DOCUMENT PASSAGE ->
• • •

Novelist Claire Fuller reflects on the books that shaped her life, from a childhood fascination with strange phenomena to discovering the power of language through Dylan Thomas.
Earliest Reading Memory
Fuller recalls learning to read at age five from a metal plaque on a coach: 'Mind your head when leaving your seat.'
Favourite Childhood Book
In the late 1970s, her father owned a copy of Phenomena by John Michell, which catalogues strange occurrences like showers of fish and spontaneous human combustion. 'I would lie on the carpet flicking through the pages and loving the chills,' she says.
Teenage Transformation
At 14, playing Mrs Ogmore-Pritchard in a school production of Under Milk Wood by Dylan Thomas revealed writing's emotional power: 'It was when we were reading those mellifluous words aloud that I first understood that writing could make me feel everything.'
Book That Changed Her Mind
Learning to Love You More by Miranda July and Harrell Fletcher presents creative assignments. 'The public assignments terrified me, but I discovered that I loved having done them,' Fuller explains.
Inspiration to Write
Shirley Jackson's We Have Always Lived in the Castle was the first book she read through a writer's eyes, trying to understand how Jackson created the extraordinary Merricat.
Author Rediscovered
Fuller initially dismissed Denis Johnson's Angels 15 years ago, but later reading Train Dreams and Jesus' Son made his books among her favourites.

• • •

INFORMATION ->
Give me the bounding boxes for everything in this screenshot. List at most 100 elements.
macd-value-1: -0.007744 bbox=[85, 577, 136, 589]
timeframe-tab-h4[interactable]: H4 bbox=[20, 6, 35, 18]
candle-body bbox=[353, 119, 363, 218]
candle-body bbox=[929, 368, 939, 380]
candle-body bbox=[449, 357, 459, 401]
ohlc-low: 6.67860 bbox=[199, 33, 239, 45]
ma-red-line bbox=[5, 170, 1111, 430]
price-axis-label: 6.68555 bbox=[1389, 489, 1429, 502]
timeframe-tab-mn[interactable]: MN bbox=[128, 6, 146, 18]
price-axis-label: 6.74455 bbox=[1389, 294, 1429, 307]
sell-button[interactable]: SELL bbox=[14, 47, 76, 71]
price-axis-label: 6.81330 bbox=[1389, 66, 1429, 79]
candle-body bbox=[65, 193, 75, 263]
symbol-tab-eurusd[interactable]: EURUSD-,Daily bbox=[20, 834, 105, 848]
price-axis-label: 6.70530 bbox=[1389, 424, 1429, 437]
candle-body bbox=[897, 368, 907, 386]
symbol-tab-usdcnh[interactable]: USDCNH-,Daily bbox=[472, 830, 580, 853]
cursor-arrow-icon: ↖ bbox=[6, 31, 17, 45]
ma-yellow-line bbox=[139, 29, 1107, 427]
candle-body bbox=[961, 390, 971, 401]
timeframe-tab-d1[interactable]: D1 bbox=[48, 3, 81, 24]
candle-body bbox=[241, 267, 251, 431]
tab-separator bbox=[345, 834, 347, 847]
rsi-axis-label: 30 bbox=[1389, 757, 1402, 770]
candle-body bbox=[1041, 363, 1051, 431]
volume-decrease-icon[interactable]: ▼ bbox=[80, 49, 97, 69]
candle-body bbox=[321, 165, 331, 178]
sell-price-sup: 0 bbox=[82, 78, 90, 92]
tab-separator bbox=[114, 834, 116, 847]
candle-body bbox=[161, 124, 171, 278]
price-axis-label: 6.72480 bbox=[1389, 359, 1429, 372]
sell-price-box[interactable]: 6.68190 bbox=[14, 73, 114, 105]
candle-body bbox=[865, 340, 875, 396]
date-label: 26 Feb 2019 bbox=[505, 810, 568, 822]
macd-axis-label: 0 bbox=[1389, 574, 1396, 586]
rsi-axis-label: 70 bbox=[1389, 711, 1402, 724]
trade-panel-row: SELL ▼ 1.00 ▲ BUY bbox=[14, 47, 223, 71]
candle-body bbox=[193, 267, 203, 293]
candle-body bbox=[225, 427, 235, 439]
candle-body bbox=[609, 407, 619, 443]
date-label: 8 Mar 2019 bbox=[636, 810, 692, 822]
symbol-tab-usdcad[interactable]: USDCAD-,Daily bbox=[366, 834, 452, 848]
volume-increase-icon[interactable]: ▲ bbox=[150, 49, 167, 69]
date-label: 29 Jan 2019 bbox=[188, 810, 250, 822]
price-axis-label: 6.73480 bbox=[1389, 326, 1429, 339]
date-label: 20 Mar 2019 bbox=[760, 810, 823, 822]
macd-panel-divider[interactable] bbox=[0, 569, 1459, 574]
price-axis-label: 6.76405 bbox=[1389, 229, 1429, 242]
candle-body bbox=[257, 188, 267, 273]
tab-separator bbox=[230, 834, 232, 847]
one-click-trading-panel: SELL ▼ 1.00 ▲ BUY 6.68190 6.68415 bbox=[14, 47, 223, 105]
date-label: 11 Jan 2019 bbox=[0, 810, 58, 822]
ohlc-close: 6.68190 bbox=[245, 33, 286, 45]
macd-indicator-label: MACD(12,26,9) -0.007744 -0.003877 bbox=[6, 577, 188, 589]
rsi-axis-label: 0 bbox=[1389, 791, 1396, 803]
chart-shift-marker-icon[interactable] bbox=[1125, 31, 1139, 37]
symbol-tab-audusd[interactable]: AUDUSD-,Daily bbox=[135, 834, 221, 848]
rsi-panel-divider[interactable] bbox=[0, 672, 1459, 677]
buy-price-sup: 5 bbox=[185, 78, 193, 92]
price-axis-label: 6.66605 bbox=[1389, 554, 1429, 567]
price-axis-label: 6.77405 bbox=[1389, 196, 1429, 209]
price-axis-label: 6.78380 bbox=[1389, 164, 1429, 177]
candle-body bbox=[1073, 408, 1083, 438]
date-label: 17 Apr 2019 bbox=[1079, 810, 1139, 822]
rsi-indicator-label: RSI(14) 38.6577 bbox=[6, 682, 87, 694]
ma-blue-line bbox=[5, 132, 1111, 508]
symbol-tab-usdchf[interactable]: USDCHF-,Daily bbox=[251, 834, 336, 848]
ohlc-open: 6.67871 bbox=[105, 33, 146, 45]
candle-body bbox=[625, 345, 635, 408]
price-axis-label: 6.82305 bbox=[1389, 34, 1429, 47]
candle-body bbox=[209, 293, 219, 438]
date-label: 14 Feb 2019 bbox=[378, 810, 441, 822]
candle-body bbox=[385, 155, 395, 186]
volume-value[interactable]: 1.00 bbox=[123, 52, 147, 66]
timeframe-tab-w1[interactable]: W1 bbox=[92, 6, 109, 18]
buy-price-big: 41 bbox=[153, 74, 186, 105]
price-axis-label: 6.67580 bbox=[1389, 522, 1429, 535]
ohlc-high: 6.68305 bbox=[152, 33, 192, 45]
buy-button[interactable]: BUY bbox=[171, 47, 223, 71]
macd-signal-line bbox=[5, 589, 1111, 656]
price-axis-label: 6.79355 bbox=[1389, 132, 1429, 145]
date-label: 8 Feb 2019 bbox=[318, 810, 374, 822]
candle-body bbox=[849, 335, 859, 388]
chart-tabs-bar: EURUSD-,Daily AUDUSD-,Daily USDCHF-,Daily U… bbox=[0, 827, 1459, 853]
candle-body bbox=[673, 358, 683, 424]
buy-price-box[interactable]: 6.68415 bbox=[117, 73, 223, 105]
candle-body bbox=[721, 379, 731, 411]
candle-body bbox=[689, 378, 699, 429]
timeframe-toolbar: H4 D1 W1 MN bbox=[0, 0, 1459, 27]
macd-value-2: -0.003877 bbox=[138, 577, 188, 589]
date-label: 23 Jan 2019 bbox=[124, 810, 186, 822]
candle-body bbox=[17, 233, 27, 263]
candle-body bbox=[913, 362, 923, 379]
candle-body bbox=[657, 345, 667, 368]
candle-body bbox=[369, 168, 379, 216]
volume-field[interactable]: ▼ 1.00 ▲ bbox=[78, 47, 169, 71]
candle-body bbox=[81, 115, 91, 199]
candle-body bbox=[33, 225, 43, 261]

• • •

TASK 1 ->
In the Claire Fuller reading profile, which part did Fuller play in the school production of Under Milk Wood?
TASK 2 ->
Carry on the Claire Fuller reading profile from its last line.

EXERCISE RESULT 1 ->
Mrs Ogmore-Pritchard.

EXERCISE RESULT 2 ->
Book on Her Desk
She keeps Wildlife by Richard Ford nearby while writing: 'I often pick it up and read a page or two to remind myself what it is I'm supposed to be doing.'
Book She Won't Reread
Despite loving Lonesome Dove by Larry McMurtry last year, its 843 pages deter a second read as 'there are too many other books I want to read.'
Late Discovery
Having missed classics in youth, Fuller started reading one per year, beginning with Pride and Prejudice: 'And yes, I rather enjoyed it.'
Current Read
She runs a book club at Cabinet Rooms in Winchester and has selected Stephen King's The Stand to read over a year. 'I cannot wait to pick it up again.'
Comfort Author
Elizabeth Strout is her comfort author: 'I love her writing, her stories, her characters.' She recently finished Strout's latest, The Things We Never Say, calling it 'a delight.'
Fuller's novel Hunger and Thirst is published by Fig Tree.